= AIM OF THE EXERCISE =
Exclude the pictures, then repeat the remaining data exactly.
====== SUPPLIED INFORMATION ======
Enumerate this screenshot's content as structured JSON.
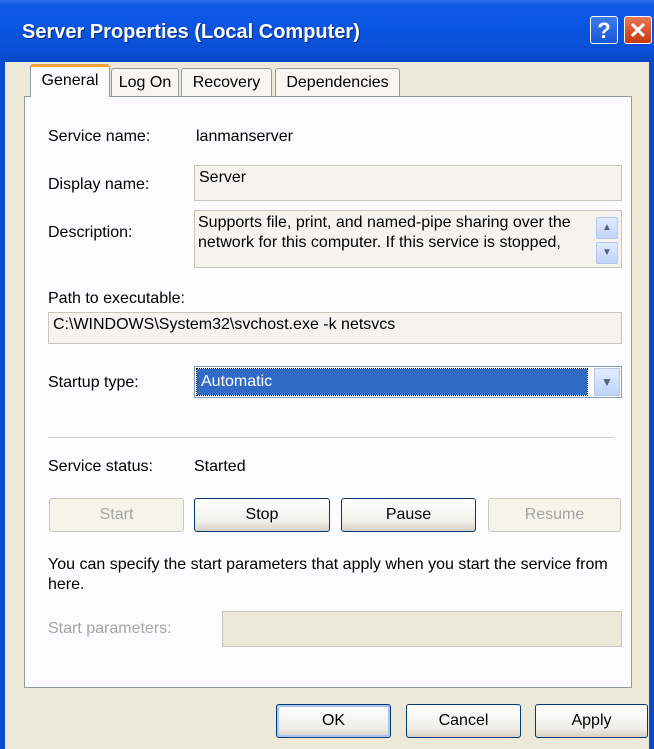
{
  "window": {
    "title": "Server Properties (Local Computer)",
    "help_glyph": "?",
    "close_glyph": "✕"
  },
  "tabs": [
    {
      "label": "General",
      "active": true
    },
    {
      "label": "Log On",
      "active": false
    },
    {
      "label": "Recovery",
      "active": false
    },
    {
      "label": "Dependencies",
      "active": false
    }
  ],
  "general": {
    "service_name_label": "Service name:",
    "service_name_value": "lanmanserver",
    "display_name_label": "Display name:",
    "display_name_value": "Server",
    "description_label": "Description:",
    "description_value": "Supports file, print, and named-pipe sharing over the network for this computer. If this service is stopped,",
    "path_label": "Path to executable:",
    "path_value": "C:\\WINDOWS\\System32\\svchost.exe -k netsvcs",
    "startup_type_label": "Startup type:",
    "startup_type_value": "Automatic",
    "service_status_label": "Service status:",
    "service_status_value": "Started",
    "buttons": {
      "start": "Start",
      "stop": "Stop",
      "pause": "Pause",
      "resume": "Resume"
    },
    "note": "You can specify the start parameters that apply when you start the service from here.",
    "start_params_label": "Start parameters:",
    "start_params_value": ""
  },
  "footer": {
    "ok": "OK",
    "cancel": "Cancel",
    "apply": "Apply"
  },
  "icons": {
    "scroll_up": "▲",
    "scroll_down": "▼",
    "dropdown": "▼"
  }
}
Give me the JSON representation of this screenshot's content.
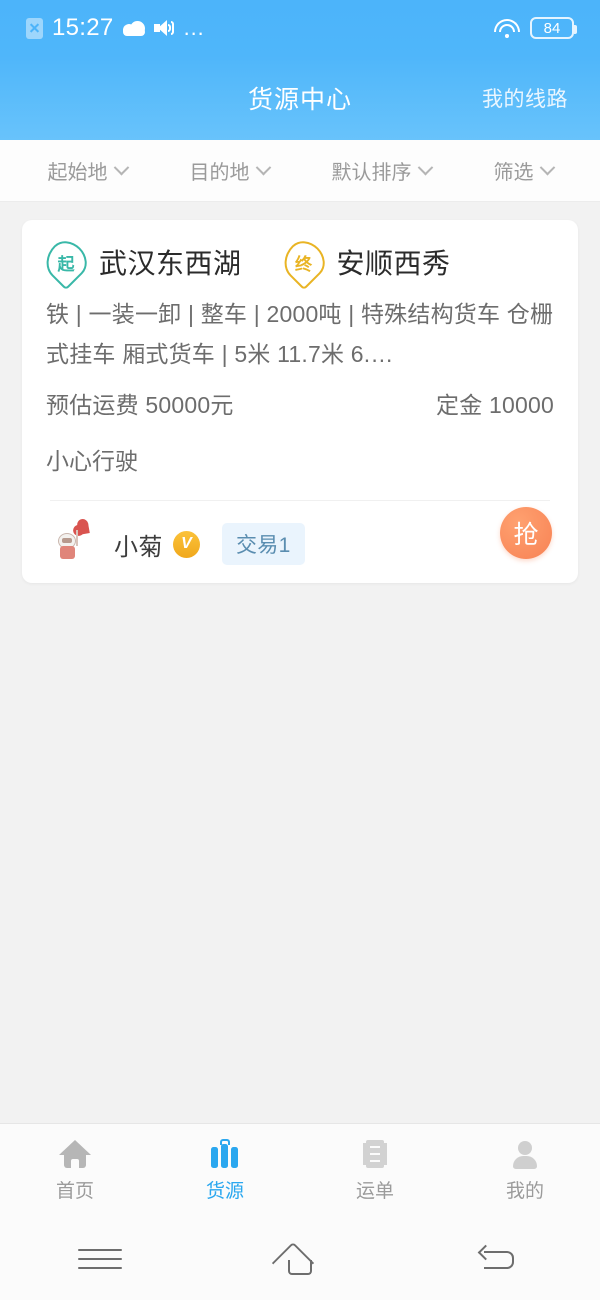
{
  "status_bar": {
    "sim_icon": "sim-card-icon",
    "time": "15:27",
    "weather_icon": "cloud-icon",
    "volume_icon": "volume-icon",
    "more_icon": "…",
    "wifi_icon": "wifi-icon",
    "battery_level": "84"
  },
  "header": {
    "title": "货源中心",
    "action_label": "我的线路"
  },
  "filters": [
    {
      "label": "起始地",
      "icon": "chevron-down-icon"
    },
    {
      "label": "目的地",
      "icon": "chevron-down-icon"
    },
    {
      "label": "默认排序",
      "icon": "chevron-down-icon"
    },
    {
      "label": "筛选",
      "icon": "chevron-down-icon"
    }
  ],
  "card": {
    "start_badge": "起",
    "start_place": "武汉东西湖",
    "end_badge": "终",
    "end_place": "安顺西秀",
    "description": "铁 | 一装一卸 | 整车 | 2000吨 | 特殊结构货车 仓栅式挂车 厢式货车 | 5米 11.7米 6.…",
    "freight_label": "预估运费 50000元",
    "deposit_label": "定金 10000",
    "remark": "小心行驶",
    "user_name": "小菊",
    "verified_badge": "V",
    "trade_tag": "交易1",
    "grab_button": "抢",
    "avatar_icon": "user-avatar-cartoon"
  },
  "tabbar": [
    {
      "label": "首页",
      "icon": "home-icon",
      "active": false
    },
    {
      "label": "货源",
      "icon": "cargo-icon",
      "active": true
    },
    {
      "label": "运单",
      "icon": "waybill-icon",
      "active": false
    },
    {
      "label": "我的",
      "icon": "person-icon",
      "active": false
    }
  ],
  "navbar": [
    {
      "icon": "menu-icon"
    },
    {
      "icon": "home-outline-icon"
    },
    {
      "icon": "back-icon"
    }
  ],
  "colors": {
    "brand_blue": "#4fb6fa",
    "accent_blue": "#2aa7ef",
    "start_pin": "#39b8a8",
    "end_pin": "#e9b424",
    "grab_orange": "#f78254",
    "page_bg": "#f2f2f2"
  }
}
======
= ANSWER =
Enumerate this screenshot's content as structured JSON.
{
  "window": {
    "title": "Server Properties (Local Computer)",
    "help_glyph": "?",
    "close_glyph": "✕"
  },
  "tabs": [
    {
      "label": "General",
      "active": true
    },
    {
      "label": "Log On",
      "active": false
    },
    {
      "label": "Recovery",
      "active": false
    },
    {
      "label": "Dependencies",
      "active": false
    }
  ],
  "general": {
    "service_name_label": "Service name:",
    "service_name_value": "lanmanserver",
    "display_name_label": "Display name:",
    "display_name_value": "Server",
    "description_label": "Description:",
    "description_value": "Supports file, print, and named-pipe sharing over the network for this computer. If this service is stopped,",
    "path_label": "Path to executable:",
    "path_value": "C:\\WINDOWS\\System32\\svchost.exe -k netsvcs",
    "startup_type_label": "Startup type:",
    "startup_type_value": "Automatic",
    "service_status_label": "Service status:",
    "service_status_value": "Started",
    "buttons": {
      "start": "Start",
      "stop": "Stop",
      "pause": "Pause",
      "resume": "Resume"
    },
    "note": "You can specify the start parameters that apply when you start the service from here.",
    "start_params_label": "Start parameters:",
    "start_params_value": ""
  },
  "footer": {
    "ok": "OK",
    "cancel": "Cancel",
    "apply": "Apply"
  },
  "icons": {
    "scroll_up": "▲",
    "scroll_down": "▼",
    "dropdown": "▼"
  }
}
Give me the JSON representation of this screenshot's content.
{
  "status_bar": {
    "sim_icon": "sim-card-icon",
    "time": "15:27",
    "weather_icon": "cloud-icon",
    "volume_icon": "volume-icon",
    "more_icon": "…",
    "wifi_icon": "wifi-icon",
    "battery_level": "84"
  },
  "header": {
    "title": "货源中心",
    "action_label": "我的线路"
  },
  "filters": [
    {
      "label": "起始地",
      "icon": "chevron-down-icon"
    },
    {
      "label": "目的地",
      "icon": "chevron-down-icon"
    },
    {
      "label": "默认排序",
      "icon": "chevron-down-icon"
    },
    {
      "label": "筛选",
      "icon": "chevron-down-icon"
    }
  ],
  "card": {
    "start_badge": "起",
    "start_place": "武汉东西湖",
    "end_badge": "终",
    "end_place": "安顺西秀",
    "description": "铁 | 一装一卸 | 整车 | 2000吨 | 特殊结构货车 仓栅式挂车 厢式货车 | 5米 11.7米 6.…",
    "freight_label": "预估运费 50000元",
    "deposit_label": "定金 10000",
    "remark": "小心行驶",
    "user_name": "小菊",
    "verified_badge": "V",
    "trade_tag": "交易1",
    "grab_button": "抢",
    "avatar_icon": "user-avatar-cartoon"
  },
  "tabbar": [
    {
      "label": "首页",
      "icon": "home-icon",
      "active": false
    },
    {
      "label": "货源",
      "icon": "cargo-icon",
      "active": true
    },
    {
      "label": "运单",
      "icon": "waybill-icon",
      "active": false
    },
    {
      "label": "我的",
      "icon": "person-icon",
      "active": false
    }
  ],
  "navbar": [
    {
      "icon": "menu-icon"
    },
    {
      "icon": "home-outline-icon"
    },
    {
      "icon": "back-icon"
    }
  ],
  "colors": {
    "brand_blue": "#4fb6fa",
    "accent_blue": "#2aa7ef",
    "start_pin": "#39b8a8",
    "end_pin": "#e9b424",
    "grab_orange": "#f78254",
    "page_bg": "#f2f2f2"
  }
}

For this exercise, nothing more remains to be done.